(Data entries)
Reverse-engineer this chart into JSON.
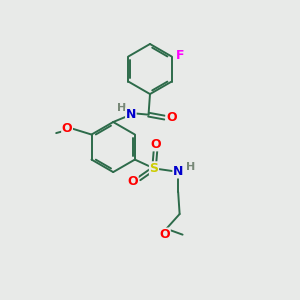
{
  "bg_color": "#e8eae8",
  "bond_color": "#2d6b4a",
  "bond_width": 1.4,
  "atom_colors": {
    "O": "#ff0000",
    "N": "#0000cc",
    "S": "#cccc00",
    "F": "#ff00ff",
    "H": "#778877",
    "C": "#2d6b4a"
  },
  "font_size": 8.5
}
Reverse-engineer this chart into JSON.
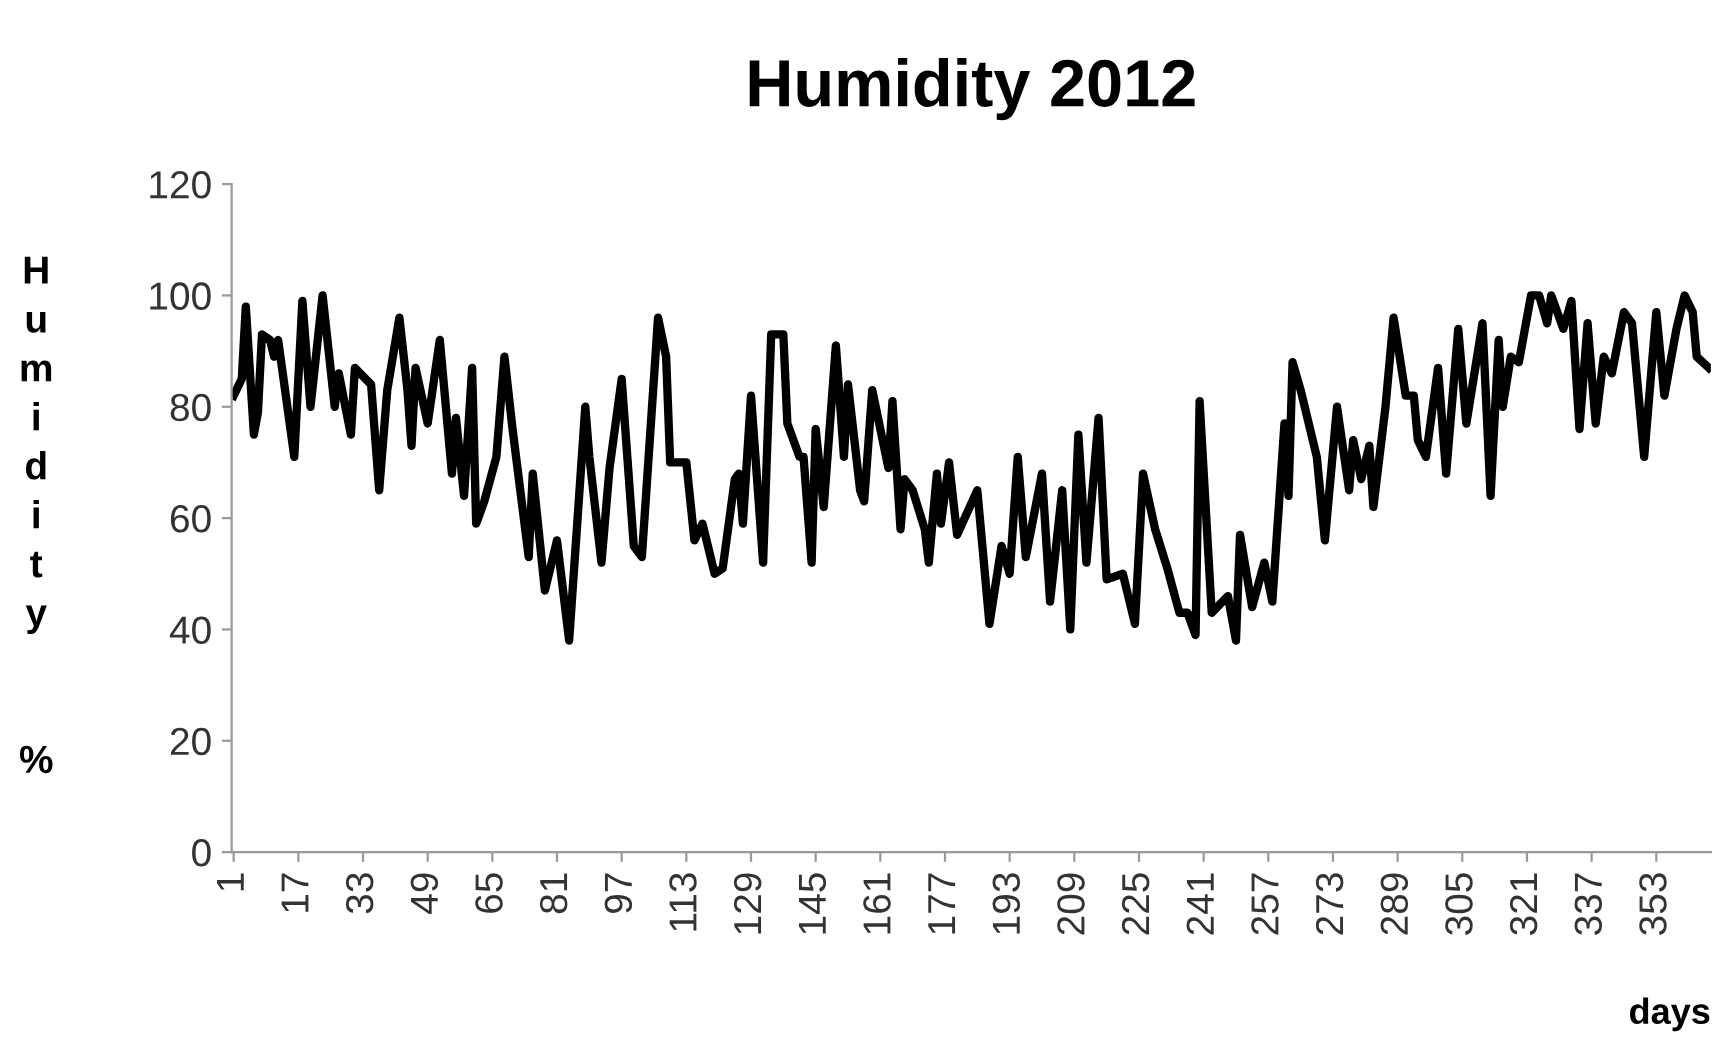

▶ WHAT YOU ARE ASKED TO DO
Repeat the material above word for word and skip every image in it.

▶ FINAL RESULT
Reverse-engineer this chart into JSON.
{
  "bg_color": "#e8eae8",
  "bond_color": "#2d6b4a",
  "bond_width": 1.4,
  "atom_colors": {
    "O": "#ff0000",
    "N": "#0000cc",
    "S": "#cccc00",
    "F": "#ff00ff",
    "H": "#778877",
    "C": "#2d6b4a"
  },
  "font_size": 8.5
}
Reverse-engineer this chart into JSON.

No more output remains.